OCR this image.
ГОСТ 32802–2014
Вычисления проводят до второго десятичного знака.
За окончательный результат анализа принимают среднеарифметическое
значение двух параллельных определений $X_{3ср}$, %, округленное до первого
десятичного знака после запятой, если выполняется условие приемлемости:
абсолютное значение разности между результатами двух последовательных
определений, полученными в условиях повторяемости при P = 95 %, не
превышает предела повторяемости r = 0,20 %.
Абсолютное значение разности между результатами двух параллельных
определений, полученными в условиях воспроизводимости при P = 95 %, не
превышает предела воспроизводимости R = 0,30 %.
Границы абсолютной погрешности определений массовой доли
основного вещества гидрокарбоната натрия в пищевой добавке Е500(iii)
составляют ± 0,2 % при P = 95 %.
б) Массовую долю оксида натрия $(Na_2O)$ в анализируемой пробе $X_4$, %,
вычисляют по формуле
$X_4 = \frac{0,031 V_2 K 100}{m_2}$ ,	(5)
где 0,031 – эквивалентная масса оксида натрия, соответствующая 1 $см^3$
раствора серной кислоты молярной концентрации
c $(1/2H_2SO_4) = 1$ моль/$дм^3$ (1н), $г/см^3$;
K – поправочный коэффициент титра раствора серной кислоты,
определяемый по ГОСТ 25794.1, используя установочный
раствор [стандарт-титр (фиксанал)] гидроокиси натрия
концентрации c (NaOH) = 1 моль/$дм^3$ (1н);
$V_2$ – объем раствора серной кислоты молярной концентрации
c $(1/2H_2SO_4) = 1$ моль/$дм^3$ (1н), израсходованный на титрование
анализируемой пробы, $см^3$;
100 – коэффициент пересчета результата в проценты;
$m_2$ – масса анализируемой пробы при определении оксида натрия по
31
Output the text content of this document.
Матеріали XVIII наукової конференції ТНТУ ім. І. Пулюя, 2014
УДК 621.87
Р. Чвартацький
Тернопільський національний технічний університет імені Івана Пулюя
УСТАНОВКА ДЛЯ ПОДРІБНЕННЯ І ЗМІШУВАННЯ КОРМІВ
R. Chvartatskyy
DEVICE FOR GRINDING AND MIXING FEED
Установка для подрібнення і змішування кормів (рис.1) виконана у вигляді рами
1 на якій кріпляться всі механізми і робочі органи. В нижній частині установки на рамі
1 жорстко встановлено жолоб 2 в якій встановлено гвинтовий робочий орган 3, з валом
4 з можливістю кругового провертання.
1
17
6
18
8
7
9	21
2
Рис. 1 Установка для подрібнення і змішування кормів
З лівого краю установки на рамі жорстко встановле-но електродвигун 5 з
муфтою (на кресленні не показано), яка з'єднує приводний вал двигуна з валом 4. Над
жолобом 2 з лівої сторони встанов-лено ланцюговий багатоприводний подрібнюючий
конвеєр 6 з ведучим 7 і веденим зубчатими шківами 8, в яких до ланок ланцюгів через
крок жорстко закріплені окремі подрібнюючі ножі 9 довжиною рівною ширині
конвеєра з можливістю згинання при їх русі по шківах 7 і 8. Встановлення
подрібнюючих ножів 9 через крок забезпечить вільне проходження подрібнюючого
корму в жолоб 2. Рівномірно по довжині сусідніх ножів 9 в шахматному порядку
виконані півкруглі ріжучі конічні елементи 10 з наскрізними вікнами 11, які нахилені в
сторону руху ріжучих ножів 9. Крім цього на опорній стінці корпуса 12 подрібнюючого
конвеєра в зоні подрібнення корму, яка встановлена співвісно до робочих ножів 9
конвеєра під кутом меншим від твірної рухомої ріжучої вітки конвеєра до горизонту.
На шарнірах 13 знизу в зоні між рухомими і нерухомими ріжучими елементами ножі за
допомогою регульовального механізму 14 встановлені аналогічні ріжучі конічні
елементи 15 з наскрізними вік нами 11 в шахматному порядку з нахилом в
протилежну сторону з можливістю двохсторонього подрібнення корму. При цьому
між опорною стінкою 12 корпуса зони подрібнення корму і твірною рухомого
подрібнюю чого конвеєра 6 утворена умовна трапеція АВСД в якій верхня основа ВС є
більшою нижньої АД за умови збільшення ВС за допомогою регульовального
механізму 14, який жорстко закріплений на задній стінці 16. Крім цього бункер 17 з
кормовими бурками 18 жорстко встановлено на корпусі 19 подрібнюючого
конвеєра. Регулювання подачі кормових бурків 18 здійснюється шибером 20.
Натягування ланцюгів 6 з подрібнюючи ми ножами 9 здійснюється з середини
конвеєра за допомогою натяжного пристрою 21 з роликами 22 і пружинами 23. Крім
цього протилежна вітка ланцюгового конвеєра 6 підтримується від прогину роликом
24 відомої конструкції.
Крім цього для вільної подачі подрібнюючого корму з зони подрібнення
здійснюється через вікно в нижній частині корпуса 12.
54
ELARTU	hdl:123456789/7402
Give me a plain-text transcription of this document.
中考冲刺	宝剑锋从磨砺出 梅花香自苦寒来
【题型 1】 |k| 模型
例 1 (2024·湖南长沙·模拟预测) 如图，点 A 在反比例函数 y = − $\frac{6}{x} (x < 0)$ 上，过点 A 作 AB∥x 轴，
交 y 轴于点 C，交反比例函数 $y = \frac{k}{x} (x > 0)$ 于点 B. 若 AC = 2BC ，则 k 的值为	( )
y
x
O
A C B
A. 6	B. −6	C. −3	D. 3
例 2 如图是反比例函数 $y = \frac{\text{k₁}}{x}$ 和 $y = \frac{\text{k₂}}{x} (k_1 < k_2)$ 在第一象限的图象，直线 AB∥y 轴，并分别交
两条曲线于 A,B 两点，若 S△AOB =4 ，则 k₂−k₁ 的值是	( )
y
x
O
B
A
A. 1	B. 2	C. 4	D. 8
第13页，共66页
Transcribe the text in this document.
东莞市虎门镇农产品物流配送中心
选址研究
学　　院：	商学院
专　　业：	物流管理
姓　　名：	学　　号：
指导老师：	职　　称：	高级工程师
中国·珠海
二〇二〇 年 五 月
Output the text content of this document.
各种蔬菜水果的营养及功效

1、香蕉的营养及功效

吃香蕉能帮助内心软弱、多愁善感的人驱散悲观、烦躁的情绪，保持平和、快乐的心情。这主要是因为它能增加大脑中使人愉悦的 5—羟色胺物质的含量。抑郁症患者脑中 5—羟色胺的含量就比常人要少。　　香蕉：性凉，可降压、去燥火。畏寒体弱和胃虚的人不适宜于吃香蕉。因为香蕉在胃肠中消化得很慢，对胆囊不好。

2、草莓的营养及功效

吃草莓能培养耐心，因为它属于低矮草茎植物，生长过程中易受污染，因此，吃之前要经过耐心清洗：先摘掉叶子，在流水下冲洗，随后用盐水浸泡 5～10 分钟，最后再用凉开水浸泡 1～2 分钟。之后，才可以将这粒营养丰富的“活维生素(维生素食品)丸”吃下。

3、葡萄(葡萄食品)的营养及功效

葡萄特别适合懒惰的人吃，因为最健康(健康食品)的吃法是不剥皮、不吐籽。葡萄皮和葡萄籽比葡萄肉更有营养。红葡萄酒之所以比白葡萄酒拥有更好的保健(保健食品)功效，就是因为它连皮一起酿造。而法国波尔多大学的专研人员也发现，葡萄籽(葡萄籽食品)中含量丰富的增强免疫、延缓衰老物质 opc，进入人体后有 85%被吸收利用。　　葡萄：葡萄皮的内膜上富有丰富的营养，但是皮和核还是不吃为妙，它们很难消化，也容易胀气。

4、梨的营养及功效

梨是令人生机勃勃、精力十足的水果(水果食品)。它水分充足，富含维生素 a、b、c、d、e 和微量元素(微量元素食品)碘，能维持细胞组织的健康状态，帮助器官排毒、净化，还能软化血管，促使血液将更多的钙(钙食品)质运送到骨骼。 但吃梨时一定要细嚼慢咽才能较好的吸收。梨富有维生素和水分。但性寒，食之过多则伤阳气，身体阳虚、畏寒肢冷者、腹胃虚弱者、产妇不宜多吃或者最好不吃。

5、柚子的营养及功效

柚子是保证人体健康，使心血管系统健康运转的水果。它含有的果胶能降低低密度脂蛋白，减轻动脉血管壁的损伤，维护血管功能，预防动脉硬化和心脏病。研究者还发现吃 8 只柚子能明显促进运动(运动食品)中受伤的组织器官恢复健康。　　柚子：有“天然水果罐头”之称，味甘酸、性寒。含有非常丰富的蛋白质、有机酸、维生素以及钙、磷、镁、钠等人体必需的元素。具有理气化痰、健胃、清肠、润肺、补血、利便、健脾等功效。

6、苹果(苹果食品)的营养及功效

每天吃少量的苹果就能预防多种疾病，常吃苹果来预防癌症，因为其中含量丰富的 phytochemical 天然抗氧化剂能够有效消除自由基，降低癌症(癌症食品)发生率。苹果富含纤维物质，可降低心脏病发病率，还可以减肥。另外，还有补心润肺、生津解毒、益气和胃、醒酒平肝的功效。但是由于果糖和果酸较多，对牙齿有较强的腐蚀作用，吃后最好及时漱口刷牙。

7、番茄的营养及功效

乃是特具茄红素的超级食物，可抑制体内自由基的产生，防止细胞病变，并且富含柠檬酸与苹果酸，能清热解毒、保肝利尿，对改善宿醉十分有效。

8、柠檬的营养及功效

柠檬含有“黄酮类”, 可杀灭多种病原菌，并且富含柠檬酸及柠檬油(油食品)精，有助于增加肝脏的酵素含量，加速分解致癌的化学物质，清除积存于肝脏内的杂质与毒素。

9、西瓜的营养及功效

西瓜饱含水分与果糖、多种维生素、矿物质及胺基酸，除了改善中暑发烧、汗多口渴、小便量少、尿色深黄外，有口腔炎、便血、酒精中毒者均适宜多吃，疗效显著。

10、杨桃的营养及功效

================================

_What is needed_:
Your answer should be one number: how many lines of the listing include the word "this".

_The answer_:
5